### Material shown

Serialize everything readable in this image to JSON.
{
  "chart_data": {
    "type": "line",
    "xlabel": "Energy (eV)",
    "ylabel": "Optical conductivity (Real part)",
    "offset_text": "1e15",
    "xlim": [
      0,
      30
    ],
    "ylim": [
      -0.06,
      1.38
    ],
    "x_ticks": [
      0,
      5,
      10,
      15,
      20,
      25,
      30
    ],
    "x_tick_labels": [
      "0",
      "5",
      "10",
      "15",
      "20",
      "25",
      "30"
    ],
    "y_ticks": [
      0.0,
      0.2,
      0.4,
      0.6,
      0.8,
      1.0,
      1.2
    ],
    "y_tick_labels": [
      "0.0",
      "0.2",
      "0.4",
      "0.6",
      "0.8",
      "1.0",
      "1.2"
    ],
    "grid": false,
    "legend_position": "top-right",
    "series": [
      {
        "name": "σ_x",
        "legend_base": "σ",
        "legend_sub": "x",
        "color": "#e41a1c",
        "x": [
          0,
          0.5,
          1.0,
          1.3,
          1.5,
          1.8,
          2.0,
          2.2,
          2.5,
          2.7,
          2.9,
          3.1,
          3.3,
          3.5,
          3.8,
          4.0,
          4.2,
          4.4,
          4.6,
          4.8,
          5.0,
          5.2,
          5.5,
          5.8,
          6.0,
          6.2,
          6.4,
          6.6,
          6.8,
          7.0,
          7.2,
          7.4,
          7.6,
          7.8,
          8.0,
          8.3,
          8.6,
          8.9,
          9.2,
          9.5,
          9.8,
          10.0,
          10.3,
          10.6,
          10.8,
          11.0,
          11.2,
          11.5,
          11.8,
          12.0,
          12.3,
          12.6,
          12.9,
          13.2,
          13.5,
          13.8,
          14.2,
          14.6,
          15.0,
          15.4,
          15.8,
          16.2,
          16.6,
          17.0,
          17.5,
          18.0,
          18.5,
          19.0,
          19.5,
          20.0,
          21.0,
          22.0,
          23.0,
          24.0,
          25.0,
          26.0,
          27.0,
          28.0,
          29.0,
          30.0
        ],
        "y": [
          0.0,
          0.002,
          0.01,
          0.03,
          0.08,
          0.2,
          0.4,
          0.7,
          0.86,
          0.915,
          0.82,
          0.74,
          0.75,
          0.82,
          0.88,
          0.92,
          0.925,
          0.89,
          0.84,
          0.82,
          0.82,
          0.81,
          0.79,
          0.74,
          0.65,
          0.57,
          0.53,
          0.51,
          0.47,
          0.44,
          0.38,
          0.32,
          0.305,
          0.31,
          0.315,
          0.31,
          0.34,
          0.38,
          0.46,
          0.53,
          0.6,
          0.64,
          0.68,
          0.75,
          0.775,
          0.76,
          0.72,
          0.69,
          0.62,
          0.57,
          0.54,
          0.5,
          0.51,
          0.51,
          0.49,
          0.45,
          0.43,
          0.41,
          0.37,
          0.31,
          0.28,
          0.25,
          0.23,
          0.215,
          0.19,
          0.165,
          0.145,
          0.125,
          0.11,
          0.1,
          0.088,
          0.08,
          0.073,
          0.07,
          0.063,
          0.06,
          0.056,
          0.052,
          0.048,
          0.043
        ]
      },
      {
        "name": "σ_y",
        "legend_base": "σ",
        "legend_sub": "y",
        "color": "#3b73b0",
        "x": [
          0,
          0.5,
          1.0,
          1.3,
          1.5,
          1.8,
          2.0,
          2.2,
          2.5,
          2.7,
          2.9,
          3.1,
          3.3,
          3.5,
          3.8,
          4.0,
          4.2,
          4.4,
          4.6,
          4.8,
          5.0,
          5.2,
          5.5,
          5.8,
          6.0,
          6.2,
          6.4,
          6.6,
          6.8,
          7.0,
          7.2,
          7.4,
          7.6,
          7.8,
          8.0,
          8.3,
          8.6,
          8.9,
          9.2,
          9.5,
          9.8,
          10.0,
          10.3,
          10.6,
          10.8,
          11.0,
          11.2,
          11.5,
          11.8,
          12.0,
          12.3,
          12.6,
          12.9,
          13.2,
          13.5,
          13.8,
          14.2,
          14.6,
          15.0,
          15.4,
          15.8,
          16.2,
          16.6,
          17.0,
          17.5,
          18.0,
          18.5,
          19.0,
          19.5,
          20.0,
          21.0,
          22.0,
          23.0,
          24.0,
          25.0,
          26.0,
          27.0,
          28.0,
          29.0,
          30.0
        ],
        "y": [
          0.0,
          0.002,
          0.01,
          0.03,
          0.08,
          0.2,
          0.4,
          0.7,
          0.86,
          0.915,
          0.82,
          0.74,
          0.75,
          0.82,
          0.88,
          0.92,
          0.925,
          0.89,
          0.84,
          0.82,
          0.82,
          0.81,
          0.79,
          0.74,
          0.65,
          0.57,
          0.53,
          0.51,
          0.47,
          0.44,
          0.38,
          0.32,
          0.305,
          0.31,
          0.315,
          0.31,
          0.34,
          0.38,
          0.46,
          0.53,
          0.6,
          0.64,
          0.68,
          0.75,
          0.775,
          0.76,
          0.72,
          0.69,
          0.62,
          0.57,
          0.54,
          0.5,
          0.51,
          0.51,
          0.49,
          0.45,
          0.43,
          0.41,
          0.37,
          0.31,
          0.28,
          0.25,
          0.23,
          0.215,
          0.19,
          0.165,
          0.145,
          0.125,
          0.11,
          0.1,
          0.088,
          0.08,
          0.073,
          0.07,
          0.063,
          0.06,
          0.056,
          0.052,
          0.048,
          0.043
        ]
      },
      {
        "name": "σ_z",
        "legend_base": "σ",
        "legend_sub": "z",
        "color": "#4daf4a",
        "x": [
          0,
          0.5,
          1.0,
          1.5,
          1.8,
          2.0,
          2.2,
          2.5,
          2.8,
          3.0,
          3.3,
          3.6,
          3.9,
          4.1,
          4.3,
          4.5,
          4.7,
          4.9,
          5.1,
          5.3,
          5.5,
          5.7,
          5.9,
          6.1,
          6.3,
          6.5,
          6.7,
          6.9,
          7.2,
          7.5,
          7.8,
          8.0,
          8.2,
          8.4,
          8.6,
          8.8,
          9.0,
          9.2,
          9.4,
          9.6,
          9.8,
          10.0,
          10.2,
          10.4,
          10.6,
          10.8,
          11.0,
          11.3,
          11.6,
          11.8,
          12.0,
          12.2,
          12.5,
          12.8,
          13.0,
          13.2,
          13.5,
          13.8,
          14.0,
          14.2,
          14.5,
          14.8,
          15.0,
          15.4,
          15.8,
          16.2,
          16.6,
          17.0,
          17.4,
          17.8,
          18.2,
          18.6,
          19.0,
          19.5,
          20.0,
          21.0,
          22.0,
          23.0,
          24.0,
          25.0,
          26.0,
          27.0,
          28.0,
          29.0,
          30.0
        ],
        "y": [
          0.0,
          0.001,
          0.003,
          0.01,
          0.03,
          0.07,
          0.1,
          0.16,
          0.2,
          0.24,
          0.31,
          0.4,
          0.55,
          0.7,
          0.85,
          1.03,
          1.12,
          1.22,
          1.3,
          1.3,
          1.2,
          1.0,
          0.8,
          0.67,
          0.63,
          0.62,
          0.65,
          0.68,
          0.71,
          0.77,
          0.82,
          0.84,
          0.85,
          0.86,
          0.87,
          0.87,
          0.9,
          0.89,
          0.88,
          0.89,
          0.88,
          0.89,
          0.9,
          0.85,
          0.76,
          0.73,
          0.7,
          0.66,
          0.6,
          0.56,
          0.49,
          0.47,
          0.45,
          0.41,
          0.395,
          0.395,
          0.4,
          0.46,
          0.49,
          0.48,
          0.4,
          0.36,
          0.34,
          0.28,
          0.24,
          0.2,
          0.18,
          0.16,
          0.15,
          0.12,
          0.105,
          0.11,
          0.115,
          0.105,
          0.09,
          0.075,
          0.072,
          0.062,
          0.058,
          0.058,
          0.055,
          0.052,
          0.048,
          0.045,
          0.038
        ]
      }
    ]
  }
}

### Problem to solve
Show each line of the listing that holds the string "color".

### In response
        "color": "#e41a1c",
        "color": "#3b73b0",
        "color": "#4daf4a",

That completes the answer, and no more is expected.